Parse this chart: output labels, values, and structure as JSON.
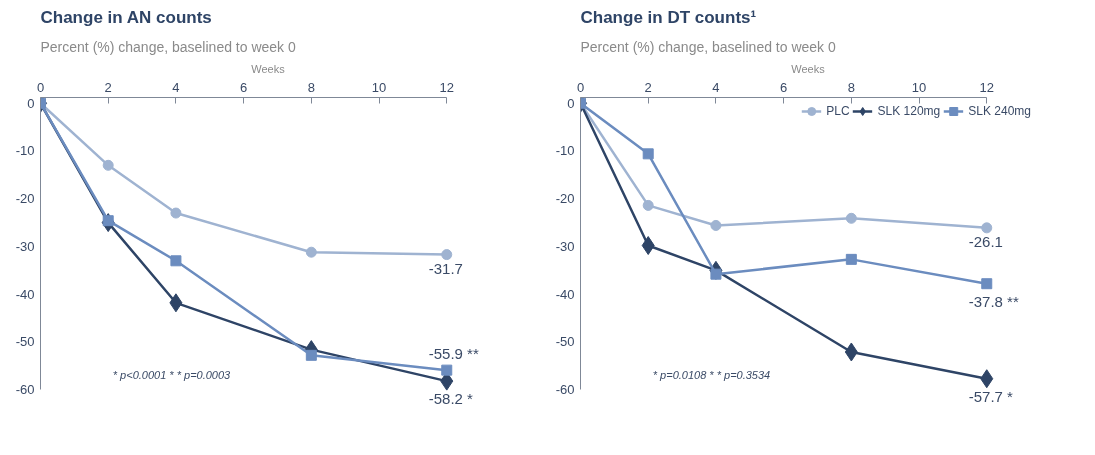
{
  "chart_data": [
    {
      "type": "line",
      "title": "Change in AN counts",
      "subtitle": "Percent (%) change, baselined to week 0",
      "xlabel": "Weeks",
      "x": [
        0,
        2,
        4,
        8,
        12
      ],
      "xlim": [
        0,
        12
      ],
      "xticks": [
        0,
        2,
        4,
        6,
        8,
        10,
        12
      ],
      "ylim": [
        -60,
        0
      ],
      "yticks": [
        0,
        -10,
        -20,
        -30,
        -40,
        -50,
        -60
      ],
      "grid": false,
      "line_style": "solid",
      "series": [
        {
          "color": "#9fb3d1",
          "marker": "circle",
          "values": [
            0,
            -13,
            -23,
            -31.2,
            -31.7
          ],
          "value_labels": [
            null,
            null,
            null,
            null,
            "-31.7"
          ]
        },
        {
          "color": "#2e4466",
          "marker": "diamond",
          "values": [
            0,
            -25,
            -41.8,
            -51.6,
            -58.2
          ],
          "value_labels": [
            null,
            null,
            null,
            null,
            "-58.2 *"
          ]
        },
        {
          "color": "#6b8cbf",
          "marker": "square",
          "values": [
            0,
            -24.6,
            -33,
            -52.8,
            -55.9
          ],
          "value_labels": [
            null,
            null,
            null,
            null,
            "-55.9 **"
          ]
        }
      ],
      "annotations": [
        "* p<0.0001   * * p=0.0003"
      ]
    },
    {
      "type": "line",
      "title": "Change in DT counts¹",
      "subtitle": "Percent (%) change, baselined to week 0",
      "xlabel": "Weeks",
      "x": [
        0,
        2,
        4,
        8,
        12
      ],
      "xlim": [
        0,
        12
      ],
      "xticks": [
        0,
        2,
        4,
        6,
        8,
        10,
        12
      ],
      "ylim": [
        -60,
        0
      ],
      "yticks": [
        0,
        -10,
        -20,
        -30,
        -40,
        -50,
        -60
      ],
      "grid": false,
      "line_style": "solid",
      "legend": "top right",
      "series": [
        {
          "name": "PLC",
          "color": "#9fb3d1",
          "marker": "circle",
          "values": [
            0,
            -21.4,
            -25.6,
            -24.1,
            -26.1
          ],
          "value_labels": [
            null,
            null,
            null,
            null,
            "-26.1"
          ]
        },
        {
          "name": "SLK 120mg",
          "color": "#2e4466",
          "marker": "diamond",
          "values": [
            0,
            -29.8,
            -35,
            -52.1,
            -57.7
          ],
          "value_labels": [
            null,
            null,
            null,
            null,
            "-57.7 *"
          ]
        },
        {
          "name": "SLK 240mg",
          "color": "#6b8cbf",
          "marker": "square",
          "values": [
            0,
            -10.6,
            -35.8,
            -32.7,
            -37.8
          ],
          "value_labels": [
            null,
            null,
            null,
            null,
            "-37.8 **"
          ]
        }
      ],
      "annotations": [
        "* p=0.0108   * * p=0.3534"
      ]
    }
  ]
}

_Exercise directions_
Print each of the records above exactly as written, leaving no picture in the copy.

_Response to this task_
Parse this chart: output labels, values, and structure as JSON.
{
  "chart_data": [
    {
      "type": "line",
      "title": "Change in AN counts",
      "subtitle": "Percent (%) change, baselined to week 0",
      "xlabel": "Weeks",
      "x": [
        0,
        2,
        4,
        8,
        12
      ],
      "xlim": [
        0,
        12
      ],
      "xticks": [
        0,
        2,
        4,
        6,
        8,
        10,
        12
      ],
      "ylim": [
        -60,
        0
      ],
      "yticks": [
        0,
        -10,
        -20,
        -30,
        -40,
        -50,
        -60
      ],
      "grid": false,
      "line_style": "solid",
      "series": [
        {
          "color": "#9fb3d1",
          "marker": "circle",
          "values": [
            0,
            -13,
            -23,
            -31.2,
            -31.7
          ],
          "value_labels": [
            null,
            null,
            null,
            null,
            "-31.7"
          ]
        },
        {
          "color": "#2e4466",
          "marker": "diamond",
          "values": [
            0,
            -25,
            -41.8,
            -51.6,
            -58.2
          ],
          "value_labels": [
            null,
            null,
            null,
            null,
            "-58.2 *"
          ]
        },
        {
          "color": "#6b8cbf",
          "marker": "square",
          "values": [
            0,
            -24.6,
            -33,
            -52.8,
            -55.9
          ],
          "value_labels": [
            null,
            null,
            null,
            null,
            "-55.9 **"
          ]
        }
      ],
      "annotations": [
        "* p<0.0001   * * p=0.0003"
      ]
    },
    {
      "type": "line",
      "title": "Change in DT counts¹",
      "subtitle": "Percent (%) change, baselined to week 0",
      "xlabel": "Weeks",
      "x": [
        0,
        2,
        4,
        8,
        12
      ],
      "xlim": [
        0,
        12
      ],
      "xticks": [
        0,
        2,
        4,
        6,
        8,
        10,
        12
      ],
      "ylim": [
        -60,
        0
      ],
      "yticks": [
        0,
        -10,
        -20,
        -30,
        -40,
        -50,
        -60
      ],
      "grid": false,
      "line_style": "solid",
      "legend": "top right",
      "series": [
        {
          "name": "PLC",
          "color": "#9fb3d1",
          "marker": "circle",
          "values": [
            0,
            -21.4,
            -25.6,
            -24.1,
            -26.1
          ],
          "value_labels": [
            null,
            null,
            null,
            null,
            "-26.1"
          ]
        },
        {
          "name": "SLK 120mg",
          "color": "#2e4466",
          "marker": "diamond",
          "values": [
            0,
            -29.8,
            -35,
            -52.1,
            -57.7
          ],
          "value_labels": [
            null,
            null,
            null,
            null,
            "-57.7 *"
          ]
        },
        {
          "name": "SLK 240mg",
          "color": "#6b8cbf",
          "marker": "square",
          "values": [
            0,
            -10.6,
            -35.8,
            -32.7,
            -37.8
          ],
          "value_labels": [
            null,
            null,
            null,
            null,
            "-37.8 **"
          ]
        }
      ],
      "annotations": [
        "* p=0.0108   * * p=0.3534"
      ]
    }
  ]
}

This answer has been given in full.